======== Materials provided ========
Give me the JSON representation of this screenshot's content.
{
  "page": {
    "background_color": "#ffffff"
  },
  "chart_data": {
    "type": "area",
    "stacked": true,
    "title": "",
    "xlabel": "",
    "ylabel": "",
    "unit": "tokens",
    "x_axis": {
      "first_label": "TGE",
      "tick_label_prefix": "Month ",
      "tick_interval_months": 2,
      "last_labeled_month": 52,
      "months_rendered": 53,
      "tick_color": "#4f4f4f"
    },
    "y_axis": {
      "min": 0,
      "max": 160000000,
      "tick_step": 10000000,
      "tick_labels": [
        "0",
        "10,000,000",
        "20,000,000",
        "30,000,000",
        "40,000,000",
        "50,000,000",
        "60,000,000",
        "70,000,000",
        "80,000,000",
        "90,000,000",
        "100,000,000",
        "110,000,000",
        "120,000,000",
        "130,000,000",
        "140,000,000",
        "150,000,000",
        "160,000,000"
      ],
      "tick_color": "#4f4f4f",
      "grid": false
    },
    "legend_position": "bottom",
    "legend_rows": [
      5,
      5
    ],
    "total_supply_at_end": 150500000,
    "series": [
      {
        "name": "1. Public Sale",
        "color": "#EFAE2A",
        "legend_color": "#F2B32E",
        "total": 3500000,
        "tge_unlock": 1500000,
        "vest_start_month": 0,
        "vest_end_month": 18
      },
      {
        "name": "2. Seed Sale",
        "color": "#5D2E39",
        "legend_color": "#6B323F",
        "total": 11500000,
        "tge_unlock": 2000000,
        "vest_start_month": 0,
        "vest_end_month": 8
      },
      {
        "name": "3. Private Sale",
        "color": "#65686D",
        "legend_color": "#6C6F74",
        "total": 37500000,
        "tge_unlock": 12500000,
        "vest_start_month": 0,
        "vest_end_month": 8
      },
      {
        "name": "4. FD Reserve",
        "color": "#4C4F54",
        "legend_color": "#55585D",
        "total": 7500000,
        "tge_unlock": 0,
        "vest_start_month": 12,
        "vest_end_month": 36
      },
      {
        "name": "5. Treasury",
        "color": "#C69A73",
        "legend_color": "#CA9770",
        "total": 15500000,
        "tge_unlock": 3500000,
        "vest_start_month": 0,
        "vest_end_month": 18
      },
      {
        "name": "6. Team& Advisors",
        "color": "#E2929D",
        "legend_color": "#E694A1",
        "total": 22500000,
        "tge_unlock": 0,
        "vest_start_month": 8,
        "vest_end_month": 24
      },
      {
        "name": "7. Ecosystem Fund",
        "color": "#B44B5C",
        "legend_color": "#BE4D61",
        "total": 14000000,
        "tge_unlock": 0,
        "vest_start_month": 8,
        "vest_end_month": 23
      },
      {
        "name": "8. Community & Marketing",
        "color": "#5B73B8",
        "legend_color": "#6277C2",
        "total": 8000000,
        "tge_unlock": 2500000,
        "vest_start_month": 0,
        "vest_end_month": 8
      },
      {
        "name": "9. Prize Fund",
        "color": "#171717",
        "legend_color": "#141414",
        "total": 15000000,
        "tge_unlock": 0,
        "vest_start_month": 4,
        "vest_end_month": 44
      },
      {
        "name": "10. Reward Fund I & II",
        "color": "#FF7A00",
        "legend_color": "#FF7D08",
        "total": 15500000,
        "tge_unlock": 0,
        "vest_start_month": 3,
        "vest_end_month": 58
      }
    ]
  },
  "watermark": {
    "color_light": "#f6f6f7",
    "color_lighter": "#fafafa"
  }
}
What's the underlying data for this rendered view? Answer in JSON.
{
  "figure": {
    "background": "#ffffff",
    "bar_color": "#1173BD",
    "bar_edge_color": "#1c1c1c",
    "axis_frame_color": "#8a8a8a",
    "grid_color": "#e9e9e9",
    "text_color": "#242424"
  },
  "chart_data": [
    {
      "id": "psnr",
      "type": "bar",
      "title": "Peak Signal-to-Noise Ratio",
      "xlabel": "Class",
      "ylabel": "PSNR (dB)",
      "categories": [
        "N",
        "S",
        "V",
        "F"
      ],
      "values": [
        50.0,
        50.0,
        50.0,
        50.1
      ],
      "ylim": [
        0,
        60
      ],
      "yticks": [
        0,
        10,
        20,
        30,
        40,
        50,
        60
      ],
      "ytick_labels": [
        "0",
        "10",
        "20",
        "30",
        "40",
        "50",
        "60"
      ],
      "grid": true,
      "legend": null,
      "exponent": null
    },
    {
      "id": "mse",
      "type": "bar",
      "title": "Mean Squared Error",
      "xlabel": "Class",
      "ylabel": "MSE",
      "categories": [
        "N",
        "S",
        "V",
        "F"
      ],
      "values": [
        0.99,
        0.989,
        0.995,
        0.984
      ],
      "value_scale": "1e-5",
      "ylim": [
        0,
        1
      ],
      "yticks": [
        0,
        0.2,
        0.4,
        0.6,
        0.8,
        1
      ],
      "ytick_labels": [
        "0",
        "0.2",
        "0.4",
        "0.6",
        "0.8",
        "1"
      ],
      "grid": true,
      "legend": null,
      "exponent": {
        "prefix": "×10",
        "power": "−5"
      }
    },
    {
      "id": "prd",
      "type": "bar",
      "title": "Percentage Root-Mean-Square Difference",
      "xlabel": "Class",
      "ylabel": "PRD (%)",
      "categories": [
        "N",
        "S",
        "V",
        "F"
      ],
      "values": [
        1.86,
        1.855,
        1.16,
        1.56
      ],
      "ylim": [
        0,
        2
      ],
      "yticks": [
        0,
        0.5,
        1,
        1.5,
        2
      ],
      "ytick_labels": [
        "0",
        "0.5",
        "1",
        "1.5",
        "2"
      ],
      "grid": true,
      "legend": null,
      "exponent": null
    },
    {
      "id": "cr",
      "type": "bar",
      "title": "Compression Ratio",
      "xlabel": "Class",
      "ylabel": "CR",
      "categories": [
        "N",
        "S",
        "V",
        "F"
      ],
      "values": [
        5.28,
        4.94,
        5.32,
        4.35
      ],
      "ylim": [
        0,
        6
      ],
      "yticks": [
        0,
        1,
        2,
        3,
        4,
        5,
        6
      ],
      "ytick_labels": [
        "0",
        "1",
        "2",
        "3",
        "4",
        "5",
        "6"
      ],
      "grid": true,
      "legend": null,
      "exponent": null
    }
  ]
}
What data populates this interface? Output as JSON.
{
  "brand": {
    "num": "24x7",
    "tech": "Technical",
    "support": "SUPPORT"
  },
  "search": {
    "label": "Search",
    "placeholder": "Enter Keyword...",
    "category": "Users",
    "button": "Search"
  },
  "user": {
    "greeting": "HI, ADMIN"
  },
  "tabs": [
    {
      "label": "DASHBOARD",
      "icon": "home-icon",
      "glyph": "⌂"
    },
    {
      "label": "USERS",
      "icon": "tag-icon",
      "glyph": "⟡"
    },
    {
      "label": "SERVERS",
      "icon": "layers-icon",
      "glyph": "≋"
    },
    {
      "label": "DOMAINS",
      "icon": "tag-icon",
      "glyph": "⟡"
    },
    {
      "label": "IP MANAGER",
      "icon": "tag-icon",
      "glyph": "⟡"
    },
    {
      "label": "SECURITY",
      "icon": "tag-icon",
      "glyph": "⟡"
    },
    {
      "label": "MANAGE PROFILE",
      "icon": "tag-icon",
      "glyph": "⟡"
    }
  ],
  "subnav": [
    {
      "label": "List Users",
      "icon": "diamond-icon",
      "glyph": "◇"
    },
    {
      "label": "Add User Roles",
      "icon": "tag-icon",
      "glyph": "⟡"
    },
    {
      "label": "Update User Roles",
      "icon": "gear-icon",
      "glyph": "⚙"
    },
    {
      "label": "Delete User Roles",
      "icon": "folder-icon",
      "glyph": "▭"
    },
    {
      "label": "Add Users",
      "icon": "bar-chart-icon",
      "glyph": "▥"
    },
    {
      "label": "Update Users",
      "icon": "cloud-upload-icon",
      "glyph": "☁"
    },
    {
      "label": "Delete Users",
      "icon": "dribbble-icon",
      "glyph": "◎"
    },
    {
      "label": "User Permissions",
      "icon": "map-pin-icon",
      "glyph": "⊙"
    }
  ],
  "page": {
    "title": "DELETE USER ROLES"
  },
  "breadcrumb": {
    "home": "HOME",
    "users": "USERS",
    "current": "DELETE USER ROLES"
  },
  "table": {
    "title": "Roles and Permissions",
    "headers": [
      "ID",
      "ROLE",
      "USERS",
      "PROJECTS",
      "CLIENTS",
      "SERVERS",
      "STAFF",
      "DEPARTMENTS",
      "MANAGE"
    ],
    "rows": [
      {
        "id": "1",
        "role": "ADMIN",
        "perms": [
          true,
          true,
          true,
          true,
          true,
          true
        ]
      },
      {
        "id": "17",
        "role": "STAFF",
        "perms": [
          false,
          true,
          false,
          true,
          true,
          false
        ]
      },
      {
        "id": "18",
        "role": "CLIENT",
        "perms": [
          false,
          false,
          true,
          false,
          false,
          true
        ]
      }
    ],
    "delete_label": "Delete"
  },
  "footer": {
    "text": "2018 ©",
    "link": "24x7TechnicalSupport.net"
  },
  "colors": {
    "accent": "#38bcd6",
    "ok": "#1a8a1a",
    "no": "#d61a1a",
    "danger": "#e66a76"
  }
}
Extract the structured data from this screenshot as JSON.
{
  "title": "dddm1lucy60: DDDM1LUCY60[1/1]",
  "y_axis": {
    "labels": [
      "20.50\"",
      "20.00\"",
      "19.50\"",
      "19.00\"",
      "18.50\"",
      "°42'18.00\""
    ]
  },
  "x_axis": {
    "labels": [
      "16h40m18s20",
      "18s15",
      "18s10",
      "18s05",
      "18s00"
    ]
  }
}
========
▶ [What this task involves] Return the line that contains "Extract the structured" along with every line after it through the end of the entries, exactly, adding nothing.

▶ [Task solution]
Extract the structured data from this screenshot as JSON.
{
  "title": "dddm1lucy60: DDDM1LUCY60[1/1]",
  "y_axis": {
    "labels": [
      "20.50\"",
      "20.00\"",
      "19.50\"",
      "19.00\"",
      "18.50\"",
      "°42'18.00\""
    ]
  },
  "x_axis": {
    "labels": [
      "16h40m18s20",
      "18s15",
      "18s10",
      "18s05",
      "18s00"
    ]
  }
}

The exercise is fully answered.